> [Data records]:
• • • • •

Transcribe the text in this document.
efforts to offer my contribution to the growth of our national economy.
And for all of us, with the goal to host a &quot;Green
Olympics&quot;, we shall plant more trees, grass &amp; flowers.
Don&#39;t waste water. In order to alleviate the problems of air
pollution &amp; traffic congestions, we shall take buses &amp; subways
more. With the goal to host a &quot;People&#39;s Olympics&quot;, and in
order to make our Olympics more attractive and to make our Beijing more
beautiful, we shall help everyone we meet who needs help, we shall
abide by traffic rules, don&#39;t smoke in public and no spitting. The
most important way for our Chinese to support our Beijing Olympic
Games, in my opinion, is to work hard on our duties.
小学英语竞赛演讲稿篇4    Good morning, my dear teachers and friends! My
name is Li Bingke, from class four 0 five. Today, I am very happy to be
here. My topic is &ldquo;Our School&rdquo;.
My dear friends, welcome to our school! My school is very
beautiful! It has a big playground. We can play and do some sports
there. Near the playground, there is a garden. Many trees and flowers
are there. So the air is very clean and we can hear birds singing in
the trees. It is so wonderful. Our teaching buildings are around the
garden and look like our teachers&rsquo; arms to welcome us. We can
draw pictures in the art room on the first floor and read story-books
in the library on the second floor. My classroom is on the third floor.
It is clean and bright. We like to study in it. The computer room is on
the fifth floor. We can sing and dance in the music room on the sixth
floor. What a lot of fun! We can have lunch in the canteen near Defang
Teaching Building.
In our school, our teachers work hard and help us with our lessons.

• • • • •

> [Prompt]: Show all lines in the entries above where the string "traffic" appears.

> [Correct response]:
pollution &amp; traffic congestions, we shall take buses &amp; subways
abide by traffic rules, don&#39;t smoke in public and no spitting. The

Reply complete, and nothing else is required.